Stored entries:
*-*-*

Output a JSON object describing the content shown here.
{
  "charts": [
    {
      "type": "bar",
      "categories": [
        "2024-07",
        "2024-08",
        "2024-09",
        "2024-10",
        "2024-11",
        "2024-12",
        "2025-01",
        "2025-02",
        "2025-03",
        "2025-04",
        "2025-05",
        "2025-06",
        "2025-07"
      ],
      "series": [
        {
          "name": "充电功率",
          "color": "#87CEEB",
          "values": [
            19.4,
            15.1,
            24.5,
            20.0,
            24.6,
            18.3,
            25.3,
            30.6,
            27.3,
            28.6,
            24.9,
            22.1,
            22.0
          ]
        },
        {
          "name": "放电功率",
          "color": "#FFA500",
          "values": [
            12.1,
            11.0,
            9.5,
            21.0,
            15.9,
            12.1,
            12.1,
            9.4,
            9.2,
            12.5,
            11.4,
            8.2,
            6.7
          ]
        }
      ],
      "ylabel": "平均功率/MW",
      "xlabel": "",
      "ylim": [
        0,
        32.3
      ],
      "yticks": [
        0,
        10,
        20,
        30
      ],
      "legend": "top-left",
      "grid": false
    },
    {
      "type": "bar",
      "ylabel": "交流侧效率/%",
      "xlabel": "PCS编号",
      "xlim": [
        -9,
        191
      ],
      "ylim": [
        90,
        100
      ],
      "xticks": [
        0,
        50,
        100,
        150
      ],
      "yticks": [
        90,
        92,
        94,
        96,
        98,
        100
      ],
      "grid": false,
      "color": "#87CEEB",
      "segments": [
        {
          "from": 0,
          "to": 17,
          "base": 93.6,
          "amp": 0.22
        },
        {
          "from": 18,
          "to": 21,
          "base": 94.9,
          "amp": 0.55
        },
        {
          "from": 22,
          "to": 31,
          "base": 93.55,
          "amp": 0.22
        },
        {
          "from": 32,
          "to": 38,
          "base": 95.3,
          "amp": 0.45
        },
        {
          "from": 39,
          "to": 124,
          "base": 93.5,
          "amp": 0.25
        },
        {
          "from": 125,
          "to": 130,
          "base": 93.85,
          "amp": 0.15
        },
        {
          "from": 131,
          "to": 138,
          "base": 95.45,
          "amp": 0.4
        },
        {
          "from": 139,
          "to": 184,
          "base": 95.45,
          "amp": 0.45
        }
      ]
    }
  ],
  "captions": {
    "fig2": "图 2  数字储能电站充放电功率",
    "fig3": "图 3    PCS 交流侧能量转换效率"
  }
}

*-*-*

> [Set exercise]: Write out every entry word for word.

> [Solution below]:
Output a JSON object describing the content shown here.
{
  "charts": [
    {
      "type": "bar",
      "categories": [
        "2024-07",
        "2024-08",
        "2024-09",
        "2024-10",
        "2024-11",
        "2024-12",
        "2025-01",
        "2025-02",
        "2025-03",
        "2025-04",
        "2025-05",
        "2025-06",
        "2025-07"
      ],
      "series": [
        {
          "name": "充电功率",
          "color": "#87CEEB",
          "values": [
            19.4,
            15.1,
            24.5,
            20.0,
            24.6,
            18.3,
            25.3,
            30.6,
            27.3,
            28.6,
            24.9,
            22.1,
            22.0
          ]
        },
        {
          "name": "放电功率",
          "color": "#FFA500",
          "values": [
            12.1,
            11.0,
            9.5,
            21.0,
            15.9,
            12.1,
            12.1,
            9.4,
            9.2,
            12.5,
            11.4,
            8.2,
            6.7
          ]
        }
      ],
      "ylabel": "平均功率/MW",
      "xlabel": "",
      "ylim": [
        0,
        32.3
      ],
      "yticks": [
        0,
        10,
        20,
        30
      ],
      "legend": "top-left",
      "grid": false
    },
    {
      "type": "bar",
      "ylabel": "交流侧效率/%",
      "xlabel": "PCS编号",
      "xlim": [
        -9,
        191
      ],
      "ylim": [
        90,
        100
      ],
      "xticks": [
        0,
        50,
        100,
        150
      ],
      "yticks": [
        90,
        92,
        94,
        96,
        98,
        100
      ],
      "grid": false,
      "color": "#87CEEB",
      "segments": [
        {
          "from": 0,
          "to": 17,
          "base": 93.6,
          "amp": 0.22
        },
        {
          "from": 18,
          "to": 21,
          "base": 94.9,
          "amp": 0.55
        },
        {
          "from": 22,
          "to": 31,
          "base": 93.55,
          "amp": 0.22
        },
        {
          "from": 32,
          "to": 38,
          "base": 95.3,
          "amp": 0.45
        },
        {
          "from": 39,
          "to": 124,
          "base": 93.5,
          "amp": 0.25
        },
        {
          "from": 125,
          "to": 130,
          "base": 93.85,
          "amp": 0.15
        },
        {
          "from": 131,
          "to": 138,
          "base": 95.45,
          "amp": 0.4
        },
        {
          "from": 139,
          "to": 184,
          "base": 95.45,
          "amp": 0.45
        }
      ]
    }
  ],
  "captions": {
    "fig2": "图 2  数字储能电站充放电功率",
    "fig3": "图 3    PCS 交流侧能量转换效率"
  }
}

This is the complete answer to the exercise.